* WHAT YOU WILL DO *
Reproduce each line exactly, including spacing and punctuation.

* DATASET *
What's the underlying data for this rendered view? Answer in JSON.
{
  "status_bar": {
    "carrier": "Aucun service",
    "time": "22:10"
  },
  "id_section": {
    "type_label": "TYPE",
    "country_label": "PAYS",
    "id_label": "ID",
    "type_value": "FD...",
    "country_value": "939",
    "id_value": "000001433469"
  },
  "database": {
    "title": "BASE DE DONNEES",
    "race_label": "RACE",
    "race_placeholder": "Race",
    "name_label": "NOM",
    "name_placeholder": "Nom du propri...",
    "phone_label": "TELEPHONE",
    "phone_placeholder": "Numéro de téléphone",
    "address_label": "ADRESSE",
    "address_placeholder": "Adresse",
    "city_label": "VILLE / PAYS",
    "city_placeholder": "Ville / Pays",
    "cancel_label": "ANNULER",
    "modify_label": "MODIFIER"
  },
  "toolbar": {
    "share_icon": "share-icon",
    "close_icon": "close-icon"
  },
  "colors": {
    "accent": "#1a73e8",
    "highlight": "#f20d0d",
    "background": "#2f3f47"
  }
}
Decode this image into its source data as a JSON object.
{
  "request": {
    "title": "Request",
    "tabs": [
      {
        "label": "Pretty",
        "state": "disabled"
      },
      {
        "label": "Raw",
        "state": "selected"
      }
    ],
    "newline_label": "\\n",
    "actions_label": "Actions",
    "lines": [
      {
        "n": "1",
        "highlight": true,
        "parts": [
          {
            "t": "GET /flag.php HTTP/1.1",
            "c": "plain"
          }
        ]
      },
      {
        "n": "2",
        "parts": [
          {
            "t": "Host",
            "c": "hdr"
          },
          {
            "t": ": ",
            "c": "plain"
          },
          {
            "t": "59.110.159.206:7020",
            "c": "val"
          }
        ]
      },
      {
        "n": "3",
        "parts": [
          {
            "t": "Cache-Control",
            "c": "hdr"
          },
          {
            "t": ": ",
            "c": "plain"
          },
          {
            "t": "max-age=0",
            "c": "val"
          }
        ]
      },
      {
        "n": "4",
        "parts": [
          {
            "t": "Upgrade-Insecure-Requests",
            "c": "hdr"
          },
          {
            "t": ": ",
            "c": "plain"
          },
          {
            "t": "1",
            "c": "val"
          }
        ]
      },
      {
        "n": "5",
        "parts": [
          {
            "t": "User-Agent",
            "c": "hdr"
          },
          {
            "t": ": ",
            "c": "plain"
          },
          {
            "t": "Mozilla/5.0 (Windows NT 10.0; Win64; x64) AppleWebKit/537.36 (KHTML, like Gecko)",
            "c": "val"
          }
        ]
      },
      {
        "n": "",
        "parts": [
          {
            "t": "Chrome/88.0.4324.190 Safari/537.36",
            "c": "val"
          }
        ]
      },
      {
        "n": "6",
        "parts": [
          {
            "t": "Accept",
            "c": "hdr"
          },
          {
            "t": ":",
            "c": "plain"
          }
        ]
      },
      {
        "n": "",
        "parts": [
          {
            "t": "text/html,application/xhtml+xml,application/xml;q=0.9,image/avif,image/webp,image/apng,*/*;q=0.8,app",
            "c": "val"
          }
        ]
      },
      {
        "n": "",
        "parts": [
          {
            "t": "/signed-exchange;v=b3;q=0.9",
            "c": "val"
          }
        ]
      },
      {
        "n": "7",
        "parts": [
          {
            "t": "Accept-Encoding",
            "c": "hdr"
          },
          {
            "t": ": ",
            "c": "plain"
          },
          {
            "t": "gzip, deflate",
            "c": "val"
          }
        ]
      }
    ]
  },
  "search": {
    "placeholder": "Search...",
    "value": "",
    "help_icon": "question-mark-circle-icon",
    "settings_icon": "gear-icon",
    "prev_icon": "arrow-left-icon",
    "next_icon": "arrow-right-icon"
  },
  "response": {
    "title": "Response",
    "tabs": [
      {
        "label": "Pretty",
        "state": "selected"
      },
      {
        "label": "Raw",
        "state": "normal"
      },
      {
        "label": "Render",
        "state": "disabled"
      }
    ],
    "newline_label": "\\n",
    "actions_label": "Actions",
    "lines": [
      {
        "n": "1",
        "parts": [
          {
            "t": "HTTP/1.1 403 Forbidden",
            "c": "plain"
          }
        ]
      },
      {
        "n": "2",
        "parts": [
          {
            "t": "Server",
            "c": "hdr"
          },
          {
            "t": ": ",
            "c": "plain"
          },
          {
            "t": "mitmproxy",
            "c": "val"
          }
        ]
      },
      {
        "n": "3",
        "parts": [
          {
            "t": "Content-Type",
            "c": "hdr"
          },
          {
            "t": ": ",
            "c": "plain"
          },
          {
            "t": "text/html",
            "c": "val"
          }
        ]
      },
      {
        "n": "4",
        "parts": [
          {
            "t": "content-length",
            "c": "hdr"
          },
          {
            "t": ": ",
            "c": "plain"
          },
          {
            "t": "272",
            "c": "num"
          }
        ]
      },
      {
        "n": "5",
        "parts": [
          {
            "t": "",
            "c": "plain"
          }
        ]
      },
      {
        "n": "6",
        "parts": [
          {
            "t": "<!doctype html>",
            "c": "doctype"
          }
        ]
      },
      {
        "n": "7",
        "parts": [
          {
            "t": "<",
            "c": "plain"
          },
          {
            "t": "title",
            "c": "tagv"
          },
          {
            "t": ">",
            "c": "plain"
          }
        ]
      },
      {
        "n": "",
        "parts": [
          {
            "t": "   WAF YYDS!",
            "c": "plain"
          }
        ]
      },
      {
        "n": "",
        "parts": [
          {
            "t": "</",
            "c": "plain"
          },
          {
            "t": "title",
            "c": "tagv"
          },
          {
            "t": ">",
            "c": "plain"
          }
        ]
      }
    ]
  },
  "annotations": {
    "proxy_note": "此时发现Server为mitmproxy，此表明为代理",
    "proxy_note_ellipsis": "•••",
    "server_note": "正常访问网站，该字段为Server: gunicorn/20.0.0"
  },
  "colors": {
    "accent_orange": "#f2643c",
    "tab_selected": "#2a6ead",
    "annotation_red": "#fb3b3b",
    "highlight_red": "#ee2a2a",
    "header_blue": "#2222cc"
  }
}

* FINISHED ANSWER *
What's the underlying data for this rendered view? Answer in JSON.
{
  "status_bar": {
    "carrier": "Aucun service",
    "time": "22:10"
  },
  "id_section": {
    "type_label": "TYPE",
    "country_label": "PAYS",
    "id_label": "ID",
    "type_value": "FD...",
    "country_value": "939",
    "id_value": "000001433469"
  },
  "database": {
    "title": "BASE DE DONNEES",
    "race_label": "RACE",
    "race_placeholder": "Race",
    "name_label": "NOM",
    "name_placeholder": "Nom du propri...",
    "phone_label": "TELEPHONE",
    "phone_placeholder": "Numéro de téléphone",
    "address_label": "ADRESSE",
    "address_placeholder": "Adresse",
    "city_label": "VILLE / PAYS",
    "city_placeholder": "Ville / Pays",
    "cancel_label": "ANNULER",
    "modify_label": "MODIFIER"
  },
  "toolbar": {
    "share_icon": "share-icon",
    "close_icon": "close-icon"
  },
  "colors": {
    "accent": "#1a73e8",
    "highlight": "#f20d0d",
    "background": "#2f3f47"
  }
}
Decode this image into its source data as a JSON object.
{
  "request": {
    "title": "Request",
    "tabs": [
      {
        "label": "Pretty",
        "state": "disabled"
      },
      {
        "label": "Raw",
        "state": "selected"
      }
    ],
    "newline_label": "\\n",
    "actions_label": "Actions",
    "lines": [
      {
        "n": "1",
        "highlight": true,
        "parts": [
          {
            "t": "GET /flag.php HTTP/1.1",
            "c": "plain"
          }
        ]
      },
      {
        "n": "2",
        "parts": [
          {
            "t": "Host",
            "c": "hdr"
          },
          {
            "t": ": ",
            "c": "plain"
          },
          {
            "t": "59.110.159.206:7020",
            "c": "val"
          }
        ]
      },
      {
        "n": "3",
        "parts": [
          {
            "t": "Cache-Control",
            "c": "hdr"
          },
          {
            "t": ": ",
            "c": "plain"
          },
          {
            "t": "max-age=0",
            "c": "val"
          }
        ]
      },
      {
        "n": "4",
        "parts": [
          {
            "t": "Upgrade-Insecure-Requests",
            "c": "hdr"
          },
          {
            "t": ": ",
            "c": "plain"
          },
          {
            "t": "1",
            "c": "val"
          }
        ]
      },
      {
        "n": "5",
        "parts": [
          {
            "t": "User-Agent",
            "c": "hdr"
          },
          {
            "t": ": ",
            "c": "plain"
          },
          {
            "t": "Mozilla/5.0 (Windows NT 10.0; Win64; x64) AppleWebKit/537.36 (KHTML, like Gecko)",
            "c": "val"
          }
        ]
      },
      {
        "n": "",
        "parts": [
          {
            "t": "Chrome/88.0.4324.190 Safari/537.36",
            "c": "val"
          }
        ]
      },
      {
        "n": "6",
        "parts": [
          {
            "t": "Accept",
            "c": "hdr"
          },
          {
            "t": ":",
            "c": "plain"
          }
        ]
      },
      {
        "n": "",
        "parts": [
          {
            "t": "text/html,application/xhtml+xml,application/xml;q=0.9,image/avif,image/webp,image/apng,*/*;q=0.8,app",
            "c": "val"
          }
        ]
      },
      {
        "n": "",
        "parts": [
          {
            "t": "/signed-exchange;v=b3;q=0.9",
            "c": "val"
          }
        ]
      },
      {
        "n": "7",
        "parts": [
          {
            "t": "Accept-Encoding",
            "c": "hdr"
          },
          {
            "t": ": ",
            "c": "plain"
          },
          {
            "t": "gzip, deflate",
            "c": "val"
          }
        ]
      }
    ]
  },
  "search": {
    "placeholder": "Search...",
    "value": "",
    "help_icon": "question-mark-circle-icon",
    "settings_icon": "gear-icon",
    "prev_icon": "arrow-left-icon",
    "next_icon": "arrow-right-icon"
  },
  "response": {
    "title": "Response",
    "tabs": [
      {
        "label": "Pretty",
        "state": "selected"
      },
      {
        "label": "Raw",
        "state": "normal"
      },
      {
        "label": "Render",
        "state": "disabled"
      }
    ],
    "newline_label": "\\n",
    "actions_label": "Actions",
    "lines": [
      {
        "n": "1",
        "parts": [
          {
            "t": "HTTP/1.1 403 Forbidden",
            "c": "plain"
          }
        ]
      },
      {
        "n": "2",
        "parts": [
          {
            "t": "Server",
            "c": "hdr"
          },
          {
            "t": ": ",
            "c": "plain"
          },
          {
            "t": "mitmproxy",
            "c": "val"
          }
        ]
      },
      {
        "n": "3",
        "parts": [
          {
            "t": "Content-Type",
            "c": "hdr"
          },
          {
            "t": ": ",
            "c": "plain"
          },
          {
            "t": "text/html",
            "c": "val"
          }
        ]
      },
      {
        "n": "4",
        "parts": [
          {
            "t": "content-length",
            "c": "hdr"
          },
          {
            "t": ": ",
            "c": "plain"
          },
          {
            "t": "272",
            "c": "num"
          }
        ]
      },
      {
        "n": "5",
        "parts": [
          {
            "t": "",
            "c": "plain"
          }
        ]
      },
      {
        "n": "6",
        "parts": [
          {
            "t": "<!doctype html>",
            "c": "doctype"
          }
        ]
      },
      {
        "n": "7",
        "parts": [
          {
            "t": "<",
            "c": "plain"
          },
          {
            "t": "title",
            "c": "tagv"
          },
          {
            "t": ">",
            "c": "plain"
          }
        ]
      },
      {
        "n": "",
        "parts": [
          {
            "t": "   WAF YYDS!",
            "c": "plain"
          }
        ]
      },
      {
        "n": "",
        "parts": [
          {
            "t": "</",
            "c": "plain"
          },
          {
            "t": "title",
            "c": "tagv"
          },
          {
            "t": ">",
            "c": "plain"
          }
        ]
      }
    ]
  },
  "annotations": {
    "proxy_note": "此时发现Server为mitmproxy，此表明为代理",
    "proxy_note_ellipsis": "•••",
    "server_note": "正常访问网站，该字段为Server: gunicorn/20.0.0"
  },
  "colors": {
    "accent_orange": "#f2643c",
    "tab_selected": "#2a6ead",
    "annotation_red": "#fb3b3b",
    "highlight_red": "#ee2a2a",
    "header_blue": "#2222cc"
  }
}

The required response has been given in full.